REQUIREMENT
From the entries below, copy out every line with "curve" in it.

(Items from a figure collection)

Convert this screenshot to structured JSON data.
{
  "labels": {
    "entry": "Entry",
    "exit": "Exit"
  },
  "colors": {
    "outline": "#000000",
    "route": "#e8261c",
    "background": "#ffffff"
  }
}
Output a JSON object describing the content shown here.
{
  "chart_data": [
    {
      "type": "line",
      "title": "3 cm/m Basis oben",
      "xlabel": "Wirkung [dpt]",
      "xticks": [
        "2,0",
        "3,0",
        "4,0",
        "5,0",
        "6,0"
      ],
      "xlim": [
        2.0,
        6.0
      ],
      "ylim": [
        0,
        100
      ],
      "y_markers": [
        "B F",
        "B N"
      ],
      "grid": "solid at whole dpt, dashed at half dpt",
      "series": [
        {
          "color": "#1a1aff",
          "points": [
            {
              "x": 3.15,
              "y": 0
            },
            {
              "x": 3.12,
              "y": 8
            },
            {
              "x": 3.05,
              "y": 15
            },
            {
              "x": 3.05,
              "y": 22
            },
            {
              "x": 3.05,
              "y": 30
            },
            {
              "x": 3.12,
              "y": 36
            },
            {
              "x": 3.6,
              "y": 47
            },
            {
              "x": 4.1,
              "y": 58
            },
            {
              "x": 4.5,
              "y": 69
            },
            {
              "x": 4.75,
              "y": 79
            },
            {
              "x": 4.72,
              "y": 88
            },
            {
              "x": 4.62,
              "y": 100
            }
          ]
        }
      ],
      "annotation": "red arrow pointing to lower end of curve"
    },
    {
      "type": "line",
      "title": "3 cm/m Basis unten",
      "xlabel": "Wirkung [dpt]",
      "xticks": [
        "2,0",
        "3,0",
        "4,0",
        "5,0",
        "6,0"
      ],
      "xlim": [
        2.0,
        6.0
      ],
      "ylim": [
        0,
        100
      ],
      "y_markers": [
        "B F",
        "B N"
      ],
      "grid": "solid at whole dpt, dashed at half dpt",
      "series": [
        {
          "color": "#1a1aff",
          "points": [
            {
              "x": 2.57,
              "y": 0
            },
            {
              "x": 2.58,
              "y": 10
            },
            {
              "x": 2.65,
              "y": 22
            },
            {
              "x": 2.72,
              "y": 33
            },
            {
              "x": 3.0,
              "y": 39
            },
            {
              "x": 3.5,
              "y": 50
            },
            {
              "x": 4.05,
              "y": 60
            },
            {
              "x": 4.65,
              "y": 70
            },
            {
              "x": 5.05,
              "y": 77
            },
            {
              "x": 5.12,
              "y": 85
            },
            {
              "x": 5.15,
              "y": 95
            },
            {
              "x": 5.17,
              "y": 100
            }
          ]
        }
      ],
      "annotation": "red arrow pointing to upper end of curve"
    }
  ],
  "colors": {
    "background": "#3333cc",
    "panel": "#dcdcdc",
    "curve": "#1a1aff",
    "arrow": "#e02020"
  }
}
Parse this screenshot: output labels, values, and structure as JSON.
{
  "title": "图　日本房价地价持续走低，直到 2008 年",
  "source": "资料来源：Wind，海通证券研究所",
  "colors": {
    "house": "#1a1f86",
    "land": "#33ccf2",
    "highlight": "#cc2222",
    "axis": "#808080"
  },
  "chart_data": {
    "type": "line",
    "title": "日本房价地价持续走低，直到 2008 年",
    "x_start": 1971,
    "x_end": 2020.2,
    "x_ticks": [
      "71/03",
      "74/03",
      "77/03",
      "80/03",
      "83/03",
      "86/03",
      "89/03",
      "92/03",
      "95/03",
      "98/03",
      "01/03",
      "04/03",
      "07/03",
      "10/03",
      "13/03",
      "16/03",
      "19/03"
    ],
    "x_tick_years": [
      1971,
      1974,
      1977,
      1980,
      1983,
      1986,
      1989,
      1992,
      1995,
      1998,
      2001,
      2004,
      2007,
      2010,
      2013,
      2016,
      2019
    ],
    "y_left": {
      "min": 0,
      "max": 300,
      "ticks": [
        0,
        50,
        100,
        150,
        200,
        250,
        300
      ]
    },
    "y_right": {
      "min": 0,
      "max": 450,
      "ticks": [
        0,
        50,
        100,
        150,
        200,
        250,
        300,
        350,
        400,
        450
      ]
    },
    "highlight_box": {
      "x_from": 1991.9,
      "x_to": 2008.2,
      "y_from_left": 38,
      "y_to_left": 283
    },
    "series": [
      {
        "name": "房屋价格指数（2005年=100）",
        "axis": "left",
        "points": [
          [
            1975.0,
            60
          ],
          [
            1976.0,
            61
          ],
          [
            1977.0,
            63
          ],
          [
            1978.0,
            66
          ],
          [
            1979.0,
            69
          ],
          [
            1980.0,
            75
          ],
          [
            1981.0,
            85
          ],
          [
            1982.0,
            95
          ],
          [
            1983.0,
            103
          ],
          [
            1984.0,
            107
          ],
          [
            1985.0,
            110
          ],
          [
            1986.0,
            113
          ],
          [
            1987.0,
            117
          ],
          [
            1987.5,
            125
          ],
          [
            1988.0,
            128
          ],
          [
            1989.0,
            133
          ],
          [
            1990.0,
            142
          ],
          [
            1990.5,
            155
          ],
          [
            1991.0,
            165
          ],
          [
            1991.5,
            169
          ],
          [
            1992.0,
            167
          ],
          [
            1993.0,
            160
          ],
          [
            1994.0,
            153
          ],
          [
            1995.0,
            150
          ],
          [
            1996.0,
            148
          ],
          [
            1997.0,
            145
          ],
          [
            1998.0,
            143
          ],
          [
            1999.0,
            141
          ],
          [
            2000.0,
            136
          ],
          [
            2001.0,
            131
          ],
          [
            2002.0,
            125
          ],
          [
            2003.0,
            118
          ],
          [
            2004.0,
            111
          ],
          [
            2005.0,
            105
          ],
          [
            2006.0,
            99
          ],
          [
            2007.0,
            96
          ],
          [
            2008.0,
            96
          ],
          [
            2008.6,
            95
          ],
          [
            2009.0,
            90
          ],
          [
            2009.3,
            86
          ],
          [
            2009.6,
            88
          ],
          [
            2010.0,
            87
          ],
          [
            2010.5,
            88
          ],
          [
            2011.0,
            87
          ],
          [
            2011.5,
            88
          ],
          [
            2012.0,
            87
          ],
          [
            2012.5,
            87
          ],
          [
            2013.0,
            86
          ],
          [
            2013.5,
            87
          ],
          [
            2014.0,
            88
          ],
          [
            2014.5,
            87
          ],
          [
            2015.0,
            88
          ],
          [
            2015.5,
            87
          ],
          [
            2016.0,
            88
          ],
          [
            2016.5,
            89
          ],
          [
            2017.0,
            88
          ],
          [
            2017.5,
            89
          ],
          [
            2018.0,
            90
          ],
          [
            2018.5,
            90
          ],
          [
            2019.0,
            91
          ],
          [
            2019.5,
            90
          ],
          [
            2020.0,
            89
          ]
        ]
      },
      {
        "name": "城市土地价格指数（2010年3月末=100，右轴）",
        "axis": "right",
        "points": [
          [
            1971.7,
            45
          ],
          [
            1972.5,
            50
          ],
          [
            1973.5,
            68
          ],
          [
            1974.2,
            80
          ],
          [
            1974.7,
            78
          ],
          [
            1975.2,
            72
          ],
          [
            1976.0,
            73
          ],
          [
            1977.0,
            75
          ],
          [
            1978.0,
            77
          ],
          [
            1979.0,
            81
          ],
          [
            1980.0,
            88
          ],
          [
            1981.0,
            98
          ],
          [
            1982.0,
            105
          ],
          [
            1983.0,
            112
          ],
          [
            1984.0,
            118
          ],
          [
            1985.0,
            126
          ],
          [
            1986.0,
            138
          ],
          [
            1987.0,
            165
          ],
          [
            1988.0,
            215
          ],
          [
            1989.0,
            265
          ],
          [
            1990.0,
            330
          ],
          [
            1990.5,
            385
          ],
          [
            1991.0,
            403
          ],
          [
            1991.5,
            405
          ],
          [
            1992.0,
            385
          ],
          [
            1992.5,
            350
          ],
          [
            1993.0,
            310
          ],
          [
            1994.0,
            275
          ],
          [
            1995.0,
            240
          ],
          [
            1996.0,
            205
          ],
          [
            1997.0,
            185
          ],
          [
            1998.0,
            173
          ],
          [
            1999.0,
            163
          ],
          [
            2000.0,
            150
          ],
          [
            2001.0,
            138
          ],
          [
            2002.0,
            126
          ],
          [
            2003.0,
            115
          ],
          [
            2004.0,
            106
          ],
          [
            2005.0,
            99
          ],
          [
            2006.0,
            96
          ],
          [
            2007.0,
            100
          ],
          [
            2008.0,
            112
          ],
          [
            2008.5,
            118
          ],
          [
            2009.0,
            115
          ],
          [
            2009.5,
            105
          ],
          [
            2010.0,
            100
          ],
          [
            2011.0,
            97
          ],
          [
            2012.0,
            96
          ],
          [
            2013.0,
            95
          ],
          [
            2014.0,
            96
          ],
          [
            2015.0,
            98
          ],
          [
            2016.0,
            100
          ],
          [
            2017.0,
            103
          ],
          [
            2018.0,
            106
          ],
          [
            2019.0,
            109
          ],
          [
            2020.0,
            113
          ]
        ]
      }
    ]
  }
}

SOLUTION
      "annotation": "red arrow pointing to lower end of curve"
      "annotation": "red arrow pointing to upper end of curve"
    "curve": "#1a1aff",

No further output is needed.